- GIVEN REQUEST
Go through the material below and report how many lines contain "friendly". Give only the number.

- DATA SHOWN
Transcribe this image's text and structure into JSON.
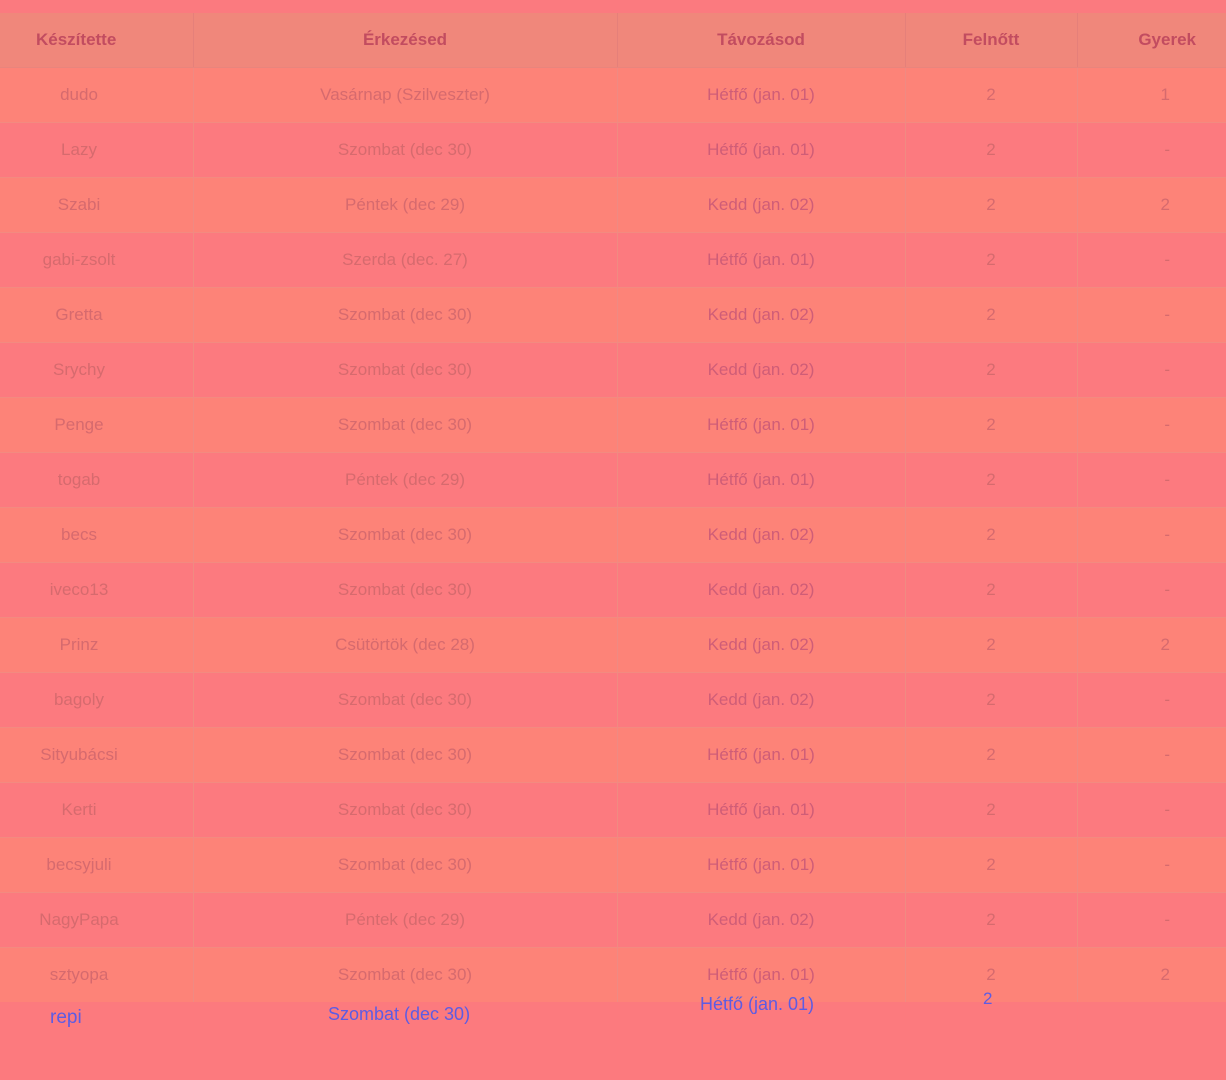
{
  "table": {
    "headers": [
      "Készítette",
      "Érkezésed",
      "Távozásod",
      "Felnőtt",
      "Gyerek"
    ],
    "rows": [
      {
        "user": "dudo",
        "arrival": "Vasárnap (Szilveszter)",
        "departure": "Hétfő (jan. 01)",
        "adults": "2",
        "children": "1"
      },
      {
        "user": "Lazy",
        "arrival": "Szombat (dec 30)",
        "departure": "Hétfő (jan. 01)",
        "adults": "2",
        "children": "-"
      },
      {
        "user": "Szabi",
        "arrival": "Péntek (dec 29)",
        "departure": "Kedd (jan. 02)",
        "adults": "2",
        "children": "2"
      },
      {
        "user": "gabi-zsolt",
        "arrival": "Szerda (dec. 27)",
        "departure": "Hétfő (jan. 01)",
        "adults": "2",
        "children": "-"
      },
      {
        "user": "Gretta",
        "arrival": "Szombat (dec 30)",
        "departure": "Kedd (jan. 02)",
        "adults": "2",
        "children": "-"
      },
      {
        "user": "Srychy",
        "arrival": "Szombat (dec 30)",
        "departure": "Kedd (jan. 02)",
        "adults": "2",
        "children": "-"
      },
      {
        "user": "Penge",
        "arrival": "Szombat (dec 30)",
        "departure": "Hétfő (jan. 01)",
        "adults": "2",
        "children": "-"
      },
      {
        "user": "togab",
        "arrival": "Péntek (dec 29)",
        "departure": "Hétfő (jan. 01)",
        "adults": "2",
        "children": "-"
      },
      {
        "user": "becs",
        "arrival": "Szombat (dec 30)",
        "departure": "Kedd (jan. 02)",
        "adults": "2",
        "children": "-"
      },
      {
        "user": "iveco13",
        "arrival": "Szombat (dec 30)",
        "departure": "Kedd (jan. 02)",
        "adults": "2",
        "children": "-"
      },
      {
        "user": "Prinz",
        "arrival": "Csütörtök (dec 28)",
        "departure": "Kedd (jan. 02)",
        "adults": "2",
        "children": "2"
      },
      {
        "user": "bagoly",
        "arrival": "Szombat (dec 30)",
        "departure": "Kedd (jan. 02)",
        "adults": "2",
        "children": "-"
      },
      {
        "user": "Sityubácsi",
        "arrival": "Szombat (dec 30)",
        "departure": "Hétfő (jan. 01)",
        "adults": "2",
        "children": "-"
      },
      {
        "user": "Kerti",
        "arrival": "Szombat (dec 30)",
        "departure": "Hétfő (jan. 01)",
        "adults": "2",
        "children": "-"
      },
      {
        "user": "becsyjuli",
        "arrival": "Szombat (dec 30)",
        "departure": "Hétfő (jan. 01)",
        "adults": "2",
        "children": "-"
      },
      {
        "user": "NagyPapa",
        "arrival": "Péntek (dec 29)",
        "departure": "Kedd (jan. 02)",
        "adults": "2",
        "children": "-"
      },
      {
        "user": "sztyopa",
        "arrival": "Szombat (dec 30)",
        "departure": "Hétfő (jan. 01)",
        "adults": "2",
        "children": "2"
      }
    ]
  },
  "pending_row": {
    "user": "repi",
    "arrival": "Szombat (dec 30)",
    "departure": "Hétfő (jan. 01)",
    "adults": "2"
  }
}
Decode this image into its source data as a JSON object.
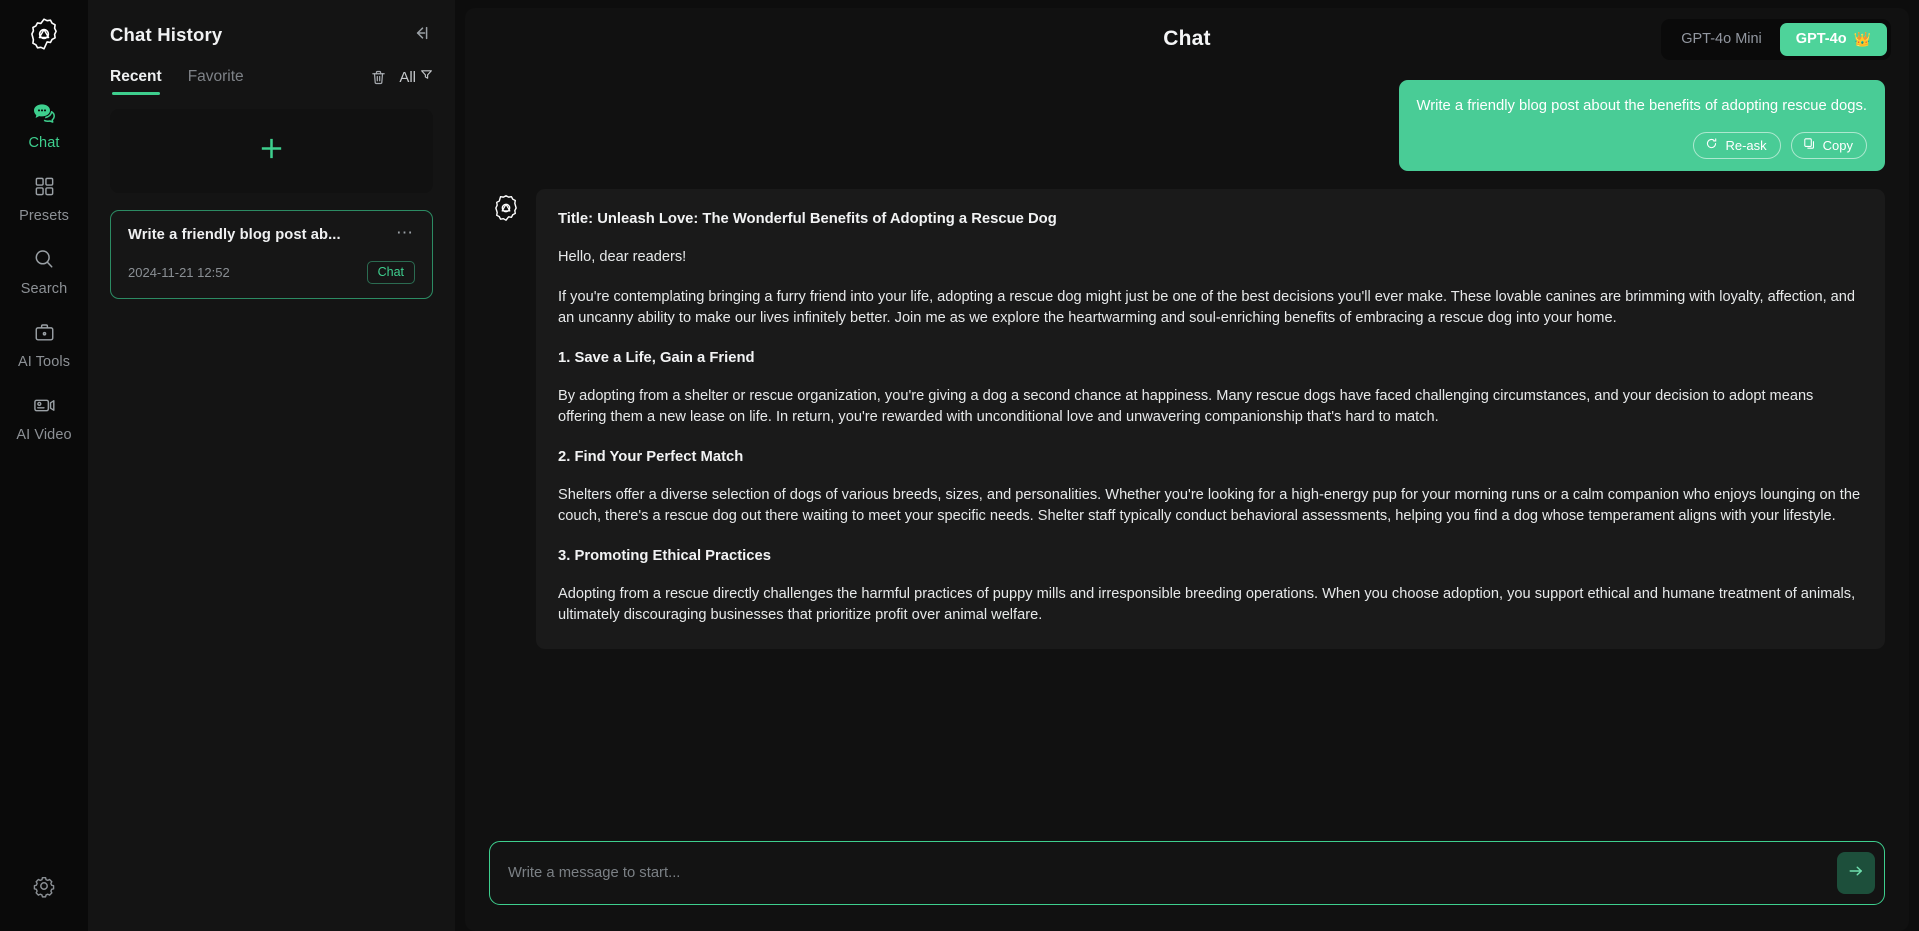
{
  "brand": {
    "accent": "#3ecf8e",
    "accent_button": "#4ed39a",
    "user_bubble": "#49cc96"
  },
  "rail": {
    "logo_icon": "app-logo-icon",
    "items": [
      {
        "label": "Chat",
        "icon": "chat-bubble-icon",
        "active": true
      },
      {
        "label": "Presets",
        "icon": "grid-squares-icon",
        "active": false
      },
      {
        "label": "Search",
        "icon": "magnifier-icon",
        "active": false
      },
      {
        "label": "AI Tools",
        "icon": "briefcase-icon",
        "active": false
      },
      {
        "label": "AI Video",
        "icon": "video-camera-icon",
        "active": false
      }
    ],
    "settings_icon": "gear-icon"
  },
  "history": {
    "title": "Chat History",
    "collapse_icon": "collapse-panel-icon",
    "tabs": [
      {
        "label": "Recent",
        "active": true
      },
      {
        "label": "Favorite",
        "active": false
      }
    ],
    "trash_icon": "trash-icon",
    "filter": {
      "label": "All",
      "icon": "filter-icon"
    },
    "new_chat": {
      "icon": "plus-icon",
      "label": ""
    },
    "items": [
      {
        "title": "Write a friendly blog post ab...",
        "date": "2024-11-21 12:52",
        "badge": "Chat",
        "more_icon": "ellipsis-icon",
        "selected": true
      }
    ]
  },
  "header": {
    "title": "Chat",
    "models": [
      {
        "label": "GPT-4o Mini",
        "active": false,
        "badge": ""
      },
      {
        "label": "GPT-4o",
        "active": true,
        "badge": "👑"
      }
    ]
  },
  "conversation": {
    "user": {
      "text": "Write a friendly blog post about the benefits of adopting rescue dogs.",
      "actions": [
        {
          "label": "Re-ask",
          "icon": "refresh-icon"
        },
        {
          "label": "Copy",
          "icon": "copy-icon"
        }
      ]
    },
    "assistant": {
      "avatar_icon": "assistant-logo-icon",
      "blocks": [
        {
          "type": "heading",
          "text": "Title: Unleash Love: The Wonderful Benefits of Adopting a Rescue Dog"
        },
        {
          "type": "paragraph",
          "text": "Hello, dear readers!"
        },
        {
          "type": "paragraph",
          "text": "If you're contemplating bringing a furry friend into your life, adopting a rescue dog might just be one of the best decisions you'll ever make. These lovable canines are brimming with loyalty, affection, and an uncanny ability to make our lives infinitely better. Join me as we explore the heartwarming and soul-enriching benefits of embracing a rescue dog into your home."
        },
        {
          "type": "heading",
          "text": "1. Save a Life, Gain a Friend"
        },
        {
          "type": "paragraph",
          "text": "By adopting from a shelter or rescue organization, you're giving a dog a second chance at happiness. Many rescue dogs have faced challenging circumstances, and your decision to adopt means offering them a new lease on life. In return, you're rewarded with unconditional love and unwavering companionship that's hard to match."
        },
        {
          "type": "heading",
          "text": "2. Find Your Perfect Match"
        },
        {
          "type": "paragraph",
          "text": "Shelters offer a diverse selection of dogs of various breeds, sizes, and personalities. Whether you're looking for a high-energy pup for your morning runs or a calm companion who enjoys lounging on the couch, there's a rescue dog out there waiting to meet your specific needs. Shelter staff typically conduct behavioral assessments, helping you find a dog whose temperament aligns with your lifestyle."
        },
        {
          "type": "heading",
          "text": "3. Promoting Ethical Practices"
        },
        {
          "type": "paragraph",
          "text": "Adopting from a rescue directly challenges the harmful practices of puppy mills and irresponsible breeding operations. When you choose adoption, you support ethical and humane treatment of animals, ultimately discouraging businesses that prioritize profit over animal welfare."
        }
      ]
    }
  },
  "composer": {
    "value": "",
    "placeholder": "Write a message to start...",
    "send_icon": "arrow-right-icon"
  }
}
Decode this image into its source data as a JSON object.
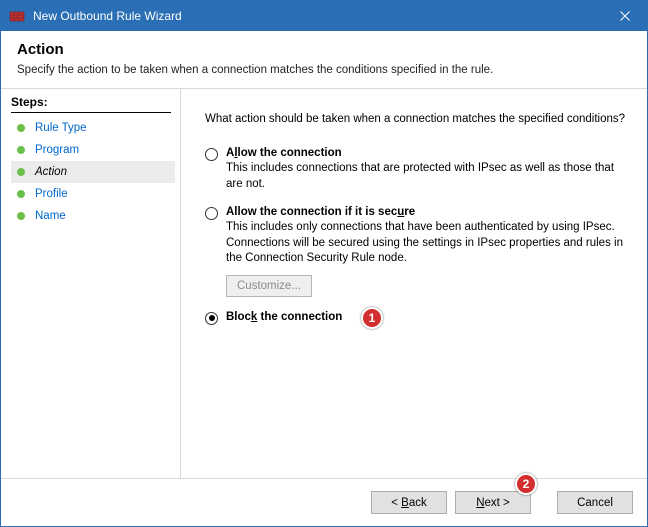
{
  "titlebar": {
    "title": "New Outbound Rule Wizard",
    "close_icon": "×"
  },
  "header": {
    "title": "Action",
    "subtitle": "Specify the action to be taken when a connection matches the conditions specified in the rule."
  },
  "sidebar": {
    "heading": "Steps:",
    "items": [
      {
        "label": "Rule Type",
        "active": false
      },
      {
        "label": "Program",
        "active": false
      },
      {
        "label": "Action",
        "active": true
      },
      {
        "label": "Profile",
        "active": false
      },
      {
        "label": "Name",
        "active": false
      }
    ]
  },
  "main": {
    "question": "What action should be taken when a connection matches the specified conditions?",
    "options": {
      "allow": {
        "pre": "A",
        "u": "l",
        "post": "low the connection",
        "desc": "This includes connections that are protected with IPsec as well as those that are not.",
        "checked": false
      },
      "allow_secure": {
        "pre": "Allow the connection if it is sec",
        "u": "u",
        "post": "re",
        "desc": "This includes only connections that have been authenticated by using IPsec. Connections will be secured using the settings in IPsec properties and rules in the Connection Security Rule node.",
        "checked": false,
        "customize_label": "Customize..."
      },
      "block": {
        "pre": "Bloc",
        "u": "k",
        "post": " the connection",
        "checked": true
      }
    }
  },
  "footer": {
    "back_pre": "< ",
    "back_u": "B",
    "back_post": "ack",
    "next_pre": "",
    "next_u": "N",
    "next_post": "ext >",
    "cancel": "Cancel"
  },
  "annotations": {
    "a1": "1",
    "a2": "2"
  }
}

- WORKED ANSWER
2